What is required: Check every line of the entries for "maisabusalah", and copy the lines that hold it.

Dataset extract:
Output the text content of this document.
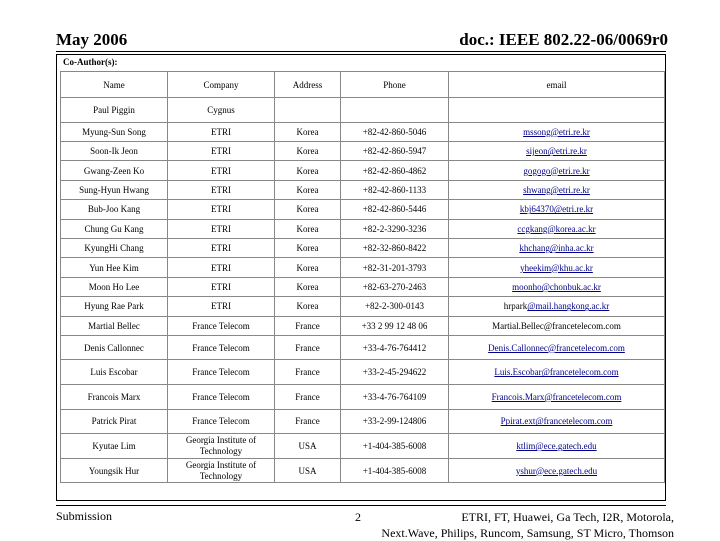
May 2006	doc.: IEEE 802.22-06/0069r0
Co-Author(s):
Name	Company	Address	Phone	email
Paul Piggin	Cygnus			
Myung-Sun Song	ETRI	Korea	+82-42-860-5046	mssong@etri.re.kr
Soon-Ik Jeon	ETRI	Korea	+82-42-860-5947	sijeon@etri.re.kr
Gwang-Zeen Ko	ETRI	Korea	+82-42-860-4862	gogogo@etri.re.kr
Sung-Hyun Hwang	ETRI	Korea	+82-42-860-1133	shwang@etri.re.kr
Bub-Joo Kang	ETRI	Korea	+82-42-860-5446	kbj64370@etri.re.kr
Chung Gu Kang	ETRI	Korea	+82-2-3290-3236	ccgkang@korea.ac.kr
KyungHi Chang	ETRI	Korea	+82-32-860-8422	khchang@inha.ac.kr
Yun Hee Kim	ETRI	Korea	+82-31-201-3793	yheekim@khu.ac.kr
Moon Ho Lee	ETRI	Korea	+82-63-270-2463	moonho@chonbuk.ac.kr
Hyung Rae Park	ETRI	Korea	+82-2-300-0143	hrpark@mail.hangkong.ac.kr
Martial Bellec	France Telecom	France	+33 2 99 12 48 06	Martial.Bellec@francetelecom.com
Denis Callonnec	France Telecom	France	+33-4-76-764412	Denis.Callonnec@francetelecom.com
Luis Escobar	France Telecom	France	+33-2-45-294622	Luis.Escobar@francetelecom.com
Francois Marx	France Telecom	France	+33-4-76-764109	Francois.Marx@francetelecom.com
Patrick Pirat	France Telecom	France	+33-2-99-124806	Ppirat.ext@francetelecom.com
Kyutae Lim	Georgia Institute of Technology	USA	+1-404-385-6008	ktlim@ece.gatech.edu
Youngsik Hur	Georgia Institute of Technology	USA	+1-404-385-6008	yshur@ece.gatech.edu
Submission	2	ETRI, FT, Huawei, Ga Tech, I2R, Motorola,
Next.Wave, Philips, Runcom, Samsung, ST Micro, Thomson
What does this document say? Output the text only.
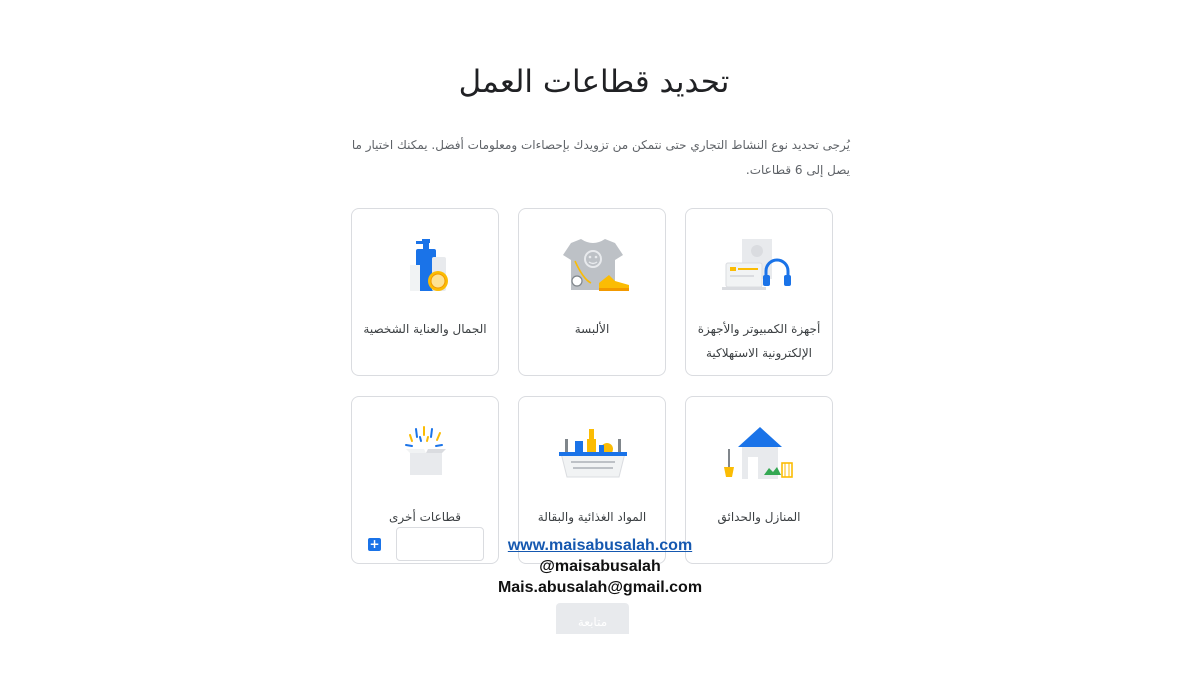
تحديد قطاعات العمل

يُرجى تحديد نوع النشاط التجاري حتى نتمكن من تزويدك بإحصاءات ومعلومات أفضل. يمكنك اختيار ما يصل إلى 6 قطاعات.

أجهزة الكمبيوتر والأجهزة الإلكترونية الاستهلاكية
الألبسة
الجمال والعناية الشخصية
المنازل والحدائق
المواد الغذائية والبقالة
قطاعات أخرى
+	www.maisabusalah.com
@maisabusalah
Mais.abusalah@gmail.com
متابعة
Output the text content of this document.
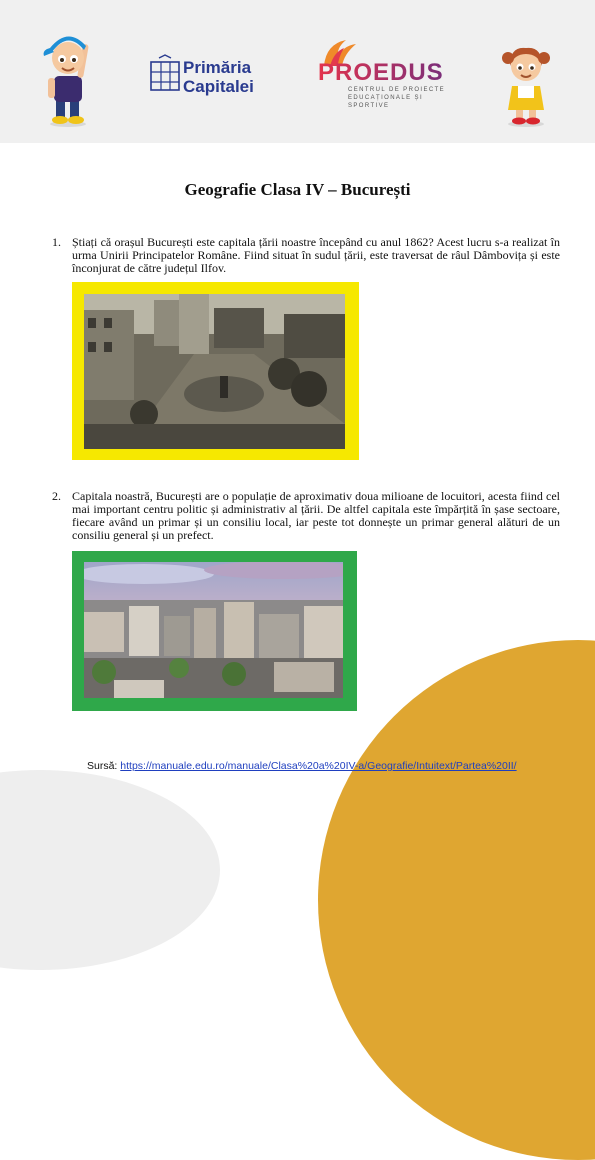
Primăria
Capitalei
PROEDUS
CENTRUL DE PROIECTE EDUCAȚIONALE ȘI SPORTIVE
Geografie Clasa IV – București
1. Știați că orașul București este capitala țării noastre începând cu anul 1862? Acest lucru s-a realizat în urma Unirii Principatelor Române. Fiind situat în sudul țării, este traversat de râul Dâmbovița și este înconjurat de către județul Ilfov.
2. Capitala noastră, București are o populație de aproximativ doua milioane de locuitori, acesta fiind cel mai important centru politic și administrativ al țării. De altfel capitala este împărțită în șase sectoare, fiecare având un primar și un consiliu local, iar peste tot donnește un primar general alături de un consiliu general și un prefect.
Sursă: https://manuale.edu.ro/manuale/Clasa%20a%20IV-a/Geografie/Intuitext/Partea%20II/
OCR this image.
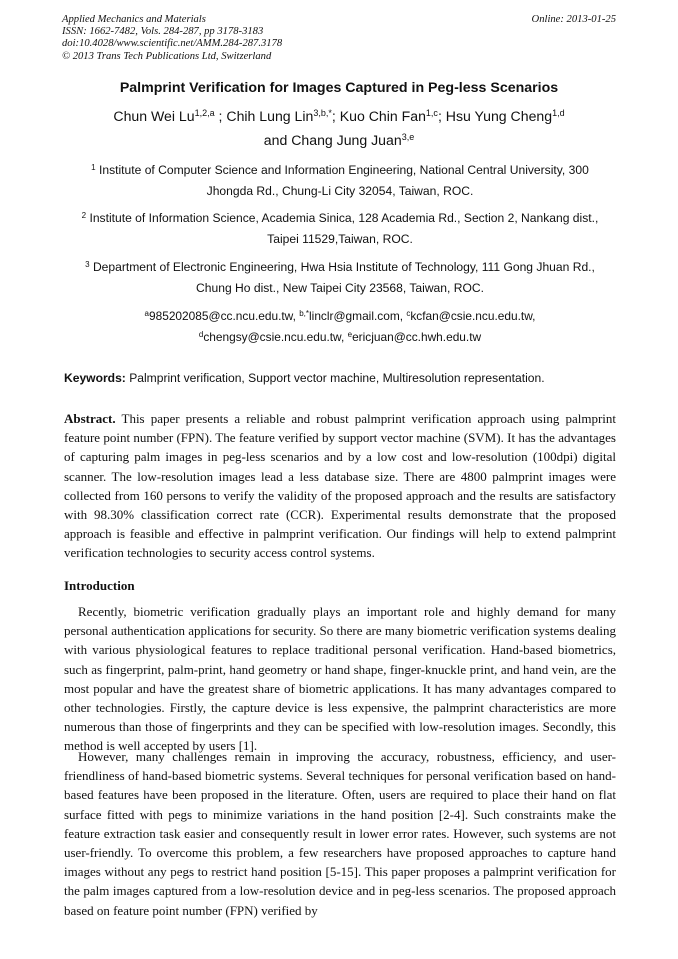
Applied Mechanics and Materials
ISSN: 1662-7482, Vols. 284-287, pp 3178-3183
doi:10.4028/www.scientific.net/AMM.284-287.3178
© 2013 Trans Tech Publications Ltd, Switzerland
Online: 2013-01-25
Palmprint Verification for Images Captured in Peg-less Scenarios
Chun Wei Lu$^{1,2,a}$ ; Chih Lung Lin$^{3,b,*}$; Kuo Chin Fan$^{1,c}$; Hsu Yung Cheng$^{1,d}$
and Chang Jung Juan$^{3,e}$
$^1$ Institute of Computer Science and Information Engineering, National Central University, 300
Jhongda Rd., Chung-Li City 32054, Taiwan, ROC.
$^2$ Institute of Information Science, Academia Sinica, 128 Academia Rd., Section 2, Nankang dist.,
Taipei 11529,Taiwan, ROC.
$^3$ Department of Electronic Engineering, Hwa Hsia Institute of Technology, 111 Gong Jhuan Rd.,
Chung Ho dist., New Taipei City 23568, Taiwan, ROC.
$^a$985202085@cc.ncu.edu.tw, $^{b,*}$linclr@gmail.com, $^c$kcfan@csie.ncu.edu.tw,
$^d$chengsy@csie.ncu.edu.tw, $^e$ericjuan@cc.hwh.edu.tw
Keywords: Palmprint verification, Support vector machine, Multiresolution representation.
Abstract. This paper presents a reliable and robust palmprint verification approach using palmprint feature point number (FPN). The feature verified by support vector machine (SVM). It has the advantages of capturing palm images in peg-less scenarios and by a low cost and low-resolution (100dpi) digital scanner. The low-resolution images lead a less database size. There are 4800 palmprint images were collected from 160 persons to verify the validity of the proposed approach and the results are satisfactory with 98.30% classification correct rate (CCR). Experimental results demonstrate that the proposed approach is feasible and effective in palmprint verification. Our findings will help to extend palmprint verification technologies to security access control systems.
Introduction
Recently, biometric verification gradually plays an important role and highly demand for many personal authentication applications for security. So there are many biometric verification systems dealing with various physiological features to replace traditional personal verification. Hand-based biometrics, such as fingerprint, palm-print, hand geometry or hand shape, finger-knuckle print, and hand vein, are the most popular and have the greatest share of biometric applications. It has many advantages compared to other technologies. Firstly, the capture device is less expensive, the palmprint characteristics are more numerous than those of fingerprints and they can be specified with low-resolution images. Secondly, this method is well accepted by users [1].
However, many challenges remain in improving the accuracy, robustness, efficiency, and user-friendliness of hand-based biometric systems. Several techniques for personal verification based on hand-based features have been proposed in the literature. Often, users are required to place their hand on flat surface fitted with pegs to minimize variations in the hand position [2-4]. Such constraints make the feature extraction task easier and consequently result in lower error rates. However, such systems are not user-friendly. To overcome this problem, a few researchers have proposed approaches to capture hand images without any pegs to restrict hand position [5-15]. This paper proposes a palmprint verification for the palm images captured from a low-resolution device and in peg-less scenarios. The proposed approach based on feature point number (FPN) verified by
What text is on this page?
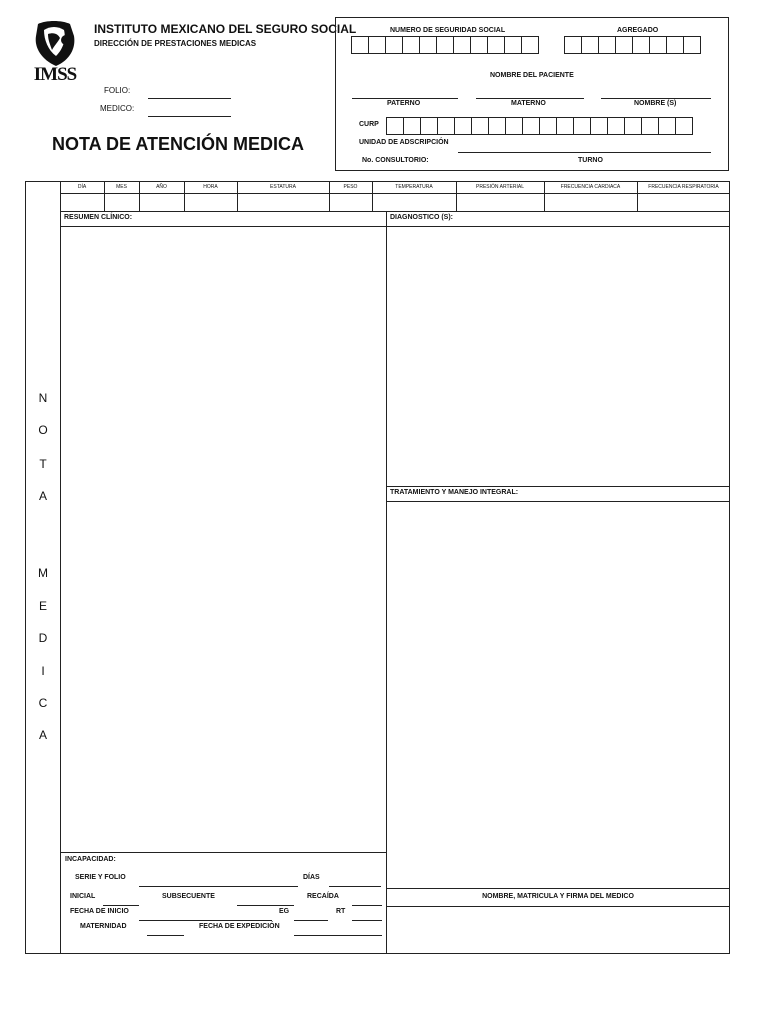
IMSS
INSTITUTO MEXICANO DEL SEGURO SOCIAL
DIRECCIÓN DE PRESTACIONES MEDICAS
FOLIO:
MEDICO:
NOTA DE ATENCIÓN MEDICA
NUMERO DE SEGURIDAD SOCIAL	AGREGADO
NOMBRE DEL PACIENTE
PATERNO	MATERNO	NOMBRE (S)
CURP
UNIDAD DE ADSCRIPCIÓN
No. CONSULTORIO:	TURNO
N
O
T
A
M
E
D
I
C
A
DÍA	MES	AÑO	HORA	ESTATURA	PESO	TEMPERATURA	PRESIÓN ARTERIAL	FRECUENCIA CARDIACA	FRECUENCIA RESPIRATORIA
RESUMEN CLÍNICO:	DIAGNOSTICO (S):
TRATAMIENTO Y MANEJO INTEGRAL:
NOMBRE, MATRICULA Y FIRMA DEL MEDICO
INCAPACIDAD:
SERIE Y FOLIO	DÍAS
INICIAL	SUBSECUENTE	RECAÍDA
FECHA DE INICIO	EG	RT
MATERNIDAD	FECHA DE EXPEDICIÓN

Problem solution:
+	www.maisabusalah.com
@maisabusalah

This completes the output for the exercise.